YOUR TASK: Filter for the word "heart" and keep each matching line.

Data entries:
(begin)

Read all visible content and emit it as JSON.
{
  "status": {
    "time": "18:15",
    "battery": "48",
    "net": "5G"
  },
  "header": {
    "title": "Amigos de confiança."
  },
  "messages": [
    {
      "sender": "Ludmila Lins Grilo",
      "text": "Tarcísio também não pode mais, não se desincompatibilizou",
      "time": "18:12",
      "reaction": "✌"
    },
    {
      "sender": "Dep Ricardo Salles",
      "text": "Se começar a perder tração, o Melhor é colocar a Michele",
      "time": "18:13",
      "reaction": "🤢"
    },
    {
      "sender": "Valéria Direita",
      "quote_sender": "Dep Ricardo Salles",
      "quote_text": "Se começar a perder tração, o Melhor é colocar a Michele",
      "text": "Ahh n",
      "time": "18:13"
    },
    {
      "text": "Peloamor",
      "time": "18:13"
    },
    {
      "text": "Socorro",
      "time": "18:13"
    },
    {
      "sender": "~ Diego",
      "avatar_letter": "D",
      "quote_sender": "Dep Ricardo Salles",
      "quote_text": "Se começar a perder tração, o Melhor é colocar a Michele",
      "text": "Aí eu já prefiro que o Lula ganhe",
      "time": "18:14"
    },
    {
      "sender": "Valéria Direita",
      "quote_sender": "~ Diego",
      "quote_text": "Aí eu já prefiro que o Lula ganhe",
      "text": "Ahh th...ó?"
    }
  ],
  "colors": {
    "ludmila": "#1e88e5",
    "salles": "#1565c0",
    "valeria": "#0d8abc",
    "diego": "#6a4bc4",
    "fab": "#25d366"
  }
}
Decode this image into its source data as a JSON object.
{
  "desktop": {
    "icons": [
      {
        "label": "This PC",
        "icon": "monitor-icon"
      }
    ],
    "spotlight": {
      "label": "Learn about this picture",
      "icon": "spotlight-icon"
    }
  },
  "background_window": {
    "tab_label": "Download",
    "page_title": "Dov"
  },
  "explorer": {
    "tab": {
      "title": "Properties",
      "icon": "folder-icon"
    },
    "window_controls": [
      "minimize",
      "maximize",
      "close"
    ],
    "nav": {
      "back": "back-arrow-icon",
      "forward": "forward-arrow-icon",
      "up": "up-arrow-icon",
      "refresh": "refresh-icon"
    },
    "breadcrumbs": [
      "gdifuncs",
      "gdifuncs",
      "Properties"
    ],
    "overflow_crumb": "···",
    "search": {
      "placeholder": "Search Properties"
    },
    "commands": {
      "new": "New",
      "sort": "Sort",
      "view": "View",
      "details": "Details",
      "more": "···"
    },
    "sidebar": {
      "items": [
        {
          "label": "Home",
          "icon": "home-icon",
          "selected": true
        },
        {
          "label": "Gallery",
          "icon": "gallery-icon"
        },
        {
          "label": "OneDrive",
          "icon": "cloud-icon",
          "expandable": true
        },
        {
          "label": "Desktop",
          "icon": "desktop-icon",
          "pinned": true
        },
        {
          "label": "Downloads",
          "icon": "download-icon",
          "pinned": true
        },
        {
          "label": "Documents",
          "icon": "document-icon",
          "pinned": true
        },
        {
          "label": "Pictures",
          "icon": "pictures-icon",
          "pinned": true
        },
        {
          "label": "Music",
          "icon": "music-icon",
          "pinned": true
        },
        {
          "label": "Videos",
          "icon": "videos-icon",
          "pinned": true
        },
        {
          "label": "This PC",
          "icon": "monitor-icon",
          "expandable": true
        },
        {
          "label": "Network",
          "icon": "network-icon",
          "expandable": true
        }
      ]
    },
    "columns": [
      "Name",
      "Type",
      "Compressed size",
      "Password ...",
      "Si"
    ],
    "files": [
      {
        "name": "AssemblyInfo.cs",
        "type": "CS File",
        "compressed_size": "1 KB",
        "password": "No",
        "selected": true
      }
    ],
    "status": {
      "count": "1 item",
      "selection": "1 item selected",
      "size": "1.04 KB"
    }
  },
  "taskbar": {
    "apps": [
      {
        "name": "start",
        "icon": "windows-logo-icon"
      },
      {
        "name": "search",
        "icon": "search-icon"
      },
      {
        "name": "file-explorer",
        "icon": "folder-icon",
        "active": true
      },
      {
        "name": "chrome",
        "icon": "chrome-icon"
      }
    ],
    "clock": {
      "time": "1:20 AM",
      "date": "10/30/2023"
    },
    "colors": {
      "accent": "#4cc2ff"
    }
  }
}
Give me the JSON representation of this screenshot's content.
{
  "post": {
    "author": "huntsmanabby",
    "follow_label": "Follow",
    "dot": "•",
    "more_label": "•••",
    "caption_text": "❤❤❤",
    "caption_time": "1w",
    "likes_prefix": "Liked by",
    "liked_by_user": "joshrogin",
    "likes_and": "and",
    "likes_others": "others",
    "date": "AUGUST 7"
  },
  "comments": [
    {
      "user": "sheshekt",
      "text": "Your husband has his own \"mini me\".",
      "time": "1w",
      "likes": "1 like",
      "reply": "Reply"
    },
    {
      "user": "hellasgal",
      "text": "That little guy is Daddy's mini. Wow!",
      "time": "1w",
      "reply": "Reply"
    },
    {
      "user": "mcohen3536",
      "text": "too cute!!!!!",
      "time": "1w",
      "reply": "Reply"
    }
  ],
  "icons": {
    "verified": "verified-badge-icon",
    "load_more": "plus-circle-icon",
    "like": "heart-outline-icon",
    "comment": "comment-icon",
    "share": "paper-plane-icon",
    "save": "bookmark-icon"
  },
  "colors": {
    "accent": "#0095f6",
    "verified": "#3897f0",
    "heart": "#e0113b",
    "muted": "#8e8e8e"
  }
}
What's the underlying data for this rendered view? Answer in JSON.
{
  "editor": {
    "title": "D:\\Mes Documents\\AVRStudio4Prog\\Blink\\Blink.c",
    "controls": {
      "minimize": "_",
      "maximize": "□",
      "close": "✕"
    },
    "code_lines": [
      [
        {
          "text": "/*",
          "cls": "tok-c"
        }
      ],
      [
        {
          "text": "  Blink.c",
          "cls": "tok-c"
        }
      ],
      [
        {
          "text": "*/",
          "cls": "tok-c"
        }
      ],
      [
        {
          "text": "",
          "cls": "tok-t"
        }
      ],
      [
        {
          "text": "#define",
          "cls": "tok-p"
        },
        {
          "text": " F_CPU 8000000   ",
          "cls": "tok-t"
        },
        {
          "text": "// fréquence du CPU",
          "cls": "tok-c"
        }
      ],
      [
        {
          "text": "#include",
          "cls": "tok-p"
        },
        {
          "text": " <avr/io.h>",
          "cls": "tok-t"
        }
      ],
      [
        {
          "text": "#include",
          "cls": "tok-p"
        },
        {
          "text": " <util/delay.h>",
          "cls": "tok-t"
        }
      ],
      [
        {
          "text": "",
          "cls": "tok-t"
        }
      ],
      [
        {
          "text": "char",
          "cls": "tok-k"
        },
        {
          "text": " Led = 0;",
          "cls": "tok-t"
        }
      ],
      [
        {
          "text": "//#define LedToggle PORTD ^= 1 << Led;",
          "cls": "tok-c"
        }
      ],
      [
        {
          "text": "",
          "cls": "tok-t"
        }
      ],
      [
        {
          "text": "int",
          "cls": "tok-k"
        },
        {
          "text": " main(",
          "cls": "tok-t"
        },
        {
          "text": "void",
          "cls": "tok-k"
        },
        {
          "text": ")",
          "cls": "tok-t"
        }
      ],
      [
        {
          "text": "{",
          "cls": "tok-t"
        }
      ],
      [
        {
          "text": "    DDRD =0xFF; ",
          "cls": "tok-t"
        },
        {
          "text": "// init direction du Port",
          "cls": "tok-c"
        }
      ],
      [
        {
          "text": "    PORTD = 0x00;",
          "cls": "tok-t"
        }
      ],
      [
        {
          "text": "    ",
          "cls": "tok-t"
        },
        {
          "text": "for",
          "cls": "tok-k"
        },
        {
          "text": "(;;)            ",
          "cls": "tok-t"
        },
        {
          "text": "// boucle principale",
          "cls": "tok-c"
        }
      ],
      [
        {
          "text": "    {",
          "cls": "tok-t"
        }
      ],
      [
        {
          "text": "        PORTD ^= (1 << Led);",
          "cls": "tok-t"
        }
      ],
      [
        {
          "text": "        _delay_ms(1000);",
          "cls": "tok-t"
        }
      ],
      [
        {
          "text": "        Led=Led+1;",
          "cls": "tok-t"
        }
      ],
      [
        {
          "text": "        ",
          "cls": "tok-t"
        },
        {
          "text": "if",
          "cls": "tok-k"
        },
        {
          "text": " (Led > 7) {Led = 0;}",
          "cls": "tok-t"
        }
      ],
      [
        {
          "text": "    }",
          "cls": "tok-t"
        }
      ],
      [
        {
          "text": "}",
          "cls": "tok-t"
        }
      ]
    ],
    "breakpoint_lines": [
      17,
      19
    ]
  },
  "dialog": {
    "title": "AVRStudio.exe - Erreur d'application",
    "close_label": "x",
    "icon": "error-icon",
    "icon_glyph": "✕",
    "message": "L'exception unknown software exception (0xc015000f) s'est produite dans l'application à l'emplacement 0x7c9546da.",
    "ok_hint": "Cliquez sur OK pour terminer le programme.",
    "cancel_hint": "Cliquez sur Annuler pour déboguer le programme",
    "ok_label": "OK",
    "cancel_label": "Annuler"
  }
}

(end)

EXPECTED ANSWER:
    "like": "heart-outline-icon",
    "heart": "#e0113b",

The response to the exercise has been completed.